Objective
Restate each of the lines below word for word and drop every picture.

Supplied data
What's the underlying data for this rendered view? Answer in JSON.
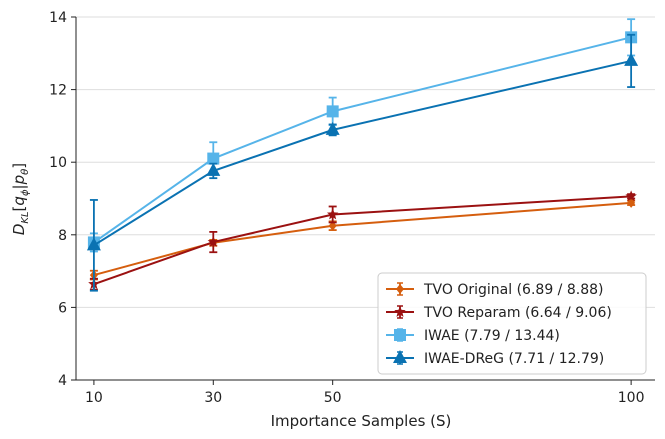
{
  "chart_data": {
    "type": "line",
    "title": "",
    "xlabel": "Importance Samples (S)",
    "ylabel": "D_KL[q_φ|p_θ]",
    "x": [
      10,
      30,
      50,
      100
    ],
    "xlim": [
      7,
      104
    ],
    "ylim": [
      4,
      14
    ],
    "x_ticks": [
      "10",
      "30",
      "50",
      "100"
    ],
    "y_ticks": [
      "4",
      "6",
      "8",
      "10",
      "12",
      "14"
    ],
    "grid": "horizontal",
    "legend_position": "lower-right",
    "series": [
      {
        "name": "TVO Original (6.89 / 8.88)",
        "color": "#d55e0e",
        "marker": "diamond",
        "values": [
          6.89,
          7.78,
          8.25,
          8.88
        ],
        "errors": [
          0.12,
          0.08,
          0.12,
          0.06
        ]
      },
      {
        "name": "TVO Reparam (6.64 / 9.06)",
        "color": "#9b1111",
        "marker": "star",
        "values": [
          6.64,
          7.8,
          8.56,
          9.06
        ],
        "errors": [
          0.15,
          0.28,
          0.22,
          0.06
        ]
      },
      {
        "name": "IWAE (7.79 / 13.44)",
        "color": "#56b4e9",
        "marker": "square",
        "values": [
          7.79,
          10.1,
          11.4,
          13.44
        ],
        "errors": [
          0.25,
          0.45,
          0.38,
          0.5
        ]
      },
      {
        "name": "IWAE-DReG (7.71 / 12.79)",
        "color": "#0a72b2",
        "marker": "triangle",
        "values": [
          7.71,
          9.76,
          10.89,
          12.79
        ],
        "errors": [
          1.25,
          0.2,
          0.15,
          0.72
        ]
      }
    ]
  }
}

Result of this task
What's the underlying data for this rendered view? Answer in JSON.
{
  "chart_data": {
    "type": "line",
    "title": "",
    "xlabel": "Importance Samples (S)",
    "ylabel": "D_KL[q_φ|p_θ]",
    "x": [
      10,
      30,
      50,
      100
    ],
    "xlim": [
      7,
      104
    ],
    "ylim": [
      4,
      14
    ],
    "x_ticks": [
      "10",
      "30",
      "50",
      "100"
    ],
    "y_ticks": [
      "4",
      "6",
      "8",
      "10",
      "12",
      "14"
    ],
    "grid": "horizontal",
    "legend_position": "lower-right",
    "series": [
      {
        "name": "TVO Original (6.89 / 8.88)",
        "color": "#d55e0e",
        "marker": "diamond",
        "values": [
          6.89,
          7.78,
          8.25,
          8.88
        ],
        "errors": [
          0.12,
          0.08,
          0.12,
          0.06
        ]
      },
      {
        "name": "TVO Reparam (6.64 / 9.06)",
        "color": "#9b1111",
        "marker": "star",
        "values": [
          6.64,
          7.8,
          8.56,
          9.06
        ],
        "errors": [
          0.15,
          0.28,
          0.22,
          0.06
        ]
      },
      {
        "name": "IWAE (7.79 / 13.44)",
        "color": "#56b4e9",
        "marker": "square",
        "values": [
          7.79,
          10.1,
          11.4,
          13.44
        ],
        "errors": [
          0.25,
          0.45,
          0.38,
          0.5
        ]
      },
      {
        "name": "IWAE-DReG (7.71 / 12.79)",
        "color": "#0a72b2",
        "marker": "triangle",
        "values": [
          7.71,
          9.76,
          10.89,
          12.79
        ],
        "errors": [
          1.25,
          0.2,
          0.15,
          0.72
        ]
      }
    ]
  }
}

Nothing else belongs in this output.